> [Exercise directions] Extract the full listing below without altering a single character.
--
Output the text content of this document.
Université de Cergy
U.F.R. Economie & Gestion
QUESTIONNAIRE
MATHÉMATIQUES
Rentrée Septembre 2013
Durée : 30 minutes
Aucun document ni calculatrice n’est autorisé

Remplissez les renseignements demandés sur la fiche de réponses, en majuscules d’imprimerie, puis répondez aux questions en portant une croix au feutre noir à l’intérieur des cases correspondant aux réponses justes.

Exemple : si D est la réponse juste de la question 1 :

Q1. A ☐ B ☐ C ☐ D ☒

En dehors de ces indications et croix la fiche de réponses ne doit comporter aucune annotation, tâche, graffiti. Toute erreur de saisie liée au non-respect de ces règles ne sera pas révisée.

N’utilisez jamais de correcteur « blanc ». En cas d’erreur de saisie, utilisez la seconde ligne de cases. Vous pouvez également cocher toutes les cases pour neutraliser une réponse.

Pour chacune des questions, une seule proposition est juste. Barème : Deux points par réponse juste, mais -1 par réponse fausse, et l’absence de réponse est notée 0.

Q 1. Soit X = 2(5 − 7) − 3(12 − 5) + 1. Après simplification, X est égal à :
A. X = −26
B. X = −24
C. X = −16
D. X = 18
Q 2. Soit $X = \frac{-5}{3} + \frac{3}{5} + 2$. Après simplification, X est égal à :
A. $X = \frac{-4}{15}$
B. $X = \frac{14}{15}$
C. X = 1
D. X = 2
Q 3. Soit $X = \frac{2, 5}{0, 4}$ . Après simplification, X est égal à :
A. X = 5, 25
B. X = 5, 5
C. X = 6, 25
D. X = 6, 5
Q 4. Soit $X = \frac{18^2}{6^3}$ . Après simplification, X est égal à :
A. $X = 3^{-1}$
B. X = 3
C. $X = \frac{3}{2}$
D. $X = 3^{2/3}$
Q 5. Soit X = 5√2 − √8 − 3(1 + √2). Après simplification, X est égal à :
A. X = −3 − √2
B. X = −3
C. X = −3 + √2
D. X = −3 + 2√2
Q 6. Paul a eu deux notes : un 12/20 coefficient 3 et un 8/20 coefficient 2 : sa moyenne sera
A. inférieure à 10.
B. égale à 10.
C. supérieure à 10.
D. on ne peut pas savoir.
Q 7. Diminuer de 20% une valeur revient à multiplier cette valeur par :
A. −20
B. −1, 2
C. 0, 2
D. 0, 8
--
> [Complete output]
Output the text content of this document.
Université de Cergy
U.F.R. Economie & Gestion
QUESTIONNAIRE
MATHÉMATIQUES
Rentrée Septembre 2013
Durée : 30 minutes
Aucun document ni calculatrice n’est autorisé

Remplissez les renseignements demandés sur la fiche de réponses, en majuscules d’imprimerie, puis répondez aux questions en portant une croix au feutre noir à l’intérieur des cases correspondant aux réponses justes.

Exemple : si D est la réponse juste de la question 1 :

Q1. A ☐ B ☐ C ☐ D ☒

En dehors de ces indications et croix la fiche de réponses ne doit comporter aucune annotation, tâche, graffiti. Toute erreur de saisie liée au non-respect de ces règles ne sera pas révisée.

N’utilisez jamais de correcteur « blanc ». En cas d’erreur de saisie, utilisez la seconde ligne de cases. Vous pouvez également cocher toutes les cases pour neutraliser une réponse.

Pour chacune des questions, une seule proposition est juste. Barème : Deux points par réponse juste, mais -1 par réponse fausse, et l’absence de réponse est notée 0.

Q 1. Soit X = 2(5 − 7) − 3(12 − 5) + 1. Après simplification, X est égal à :
A. X = −26
B. X = −24
C. X = −16
D. X = 18
Q 2. Soit $X = \frac{-5}{3} + \frac{3}{5} + 2$. Après simplification, X est égal à :
A. $X = \frac{-4}{15}$
B. $X = \frac{14}{15}$
C. X = 1
D. X = 2
Q 3. Soit $X = \frac{2, 5}{0, 4}$ . Après simplification, X est égal à :
A. X = 5, 25
B. X = 5, 5
C. X = 6, 25
D. X = 6, 5
Q 4. Soit $X = \frac{18^2}{6^3}$ . Après simplification, X est égal à :
A. $X = 3^{-1}$
B. X = 3
C. $X = \frac{3}{2}$
D. $X = 3^{2/3}$
Q 5. Soit X = 5√2 − √8 − 3(1 + √2). Après simplification, X est égal à :
A. X = −3 − √2
B. X = −3
C. X = −3 + √2
D. X = −3 + 2√2
Q 6. Paul a eu deux notes : un 12/20 coefficient 3 et un 8/20 coefficient 2 : sa moyenne sera
A. inférieure à 10.
B. égale à 10.
C. supérieure à 10.
D. on ne peut pas savoir.
Q 7. Diminuer de 20% une valeur revient à multiplier cette valeur par :
A. −20
B. −1, 2
C. 0, 2
D. 0, 8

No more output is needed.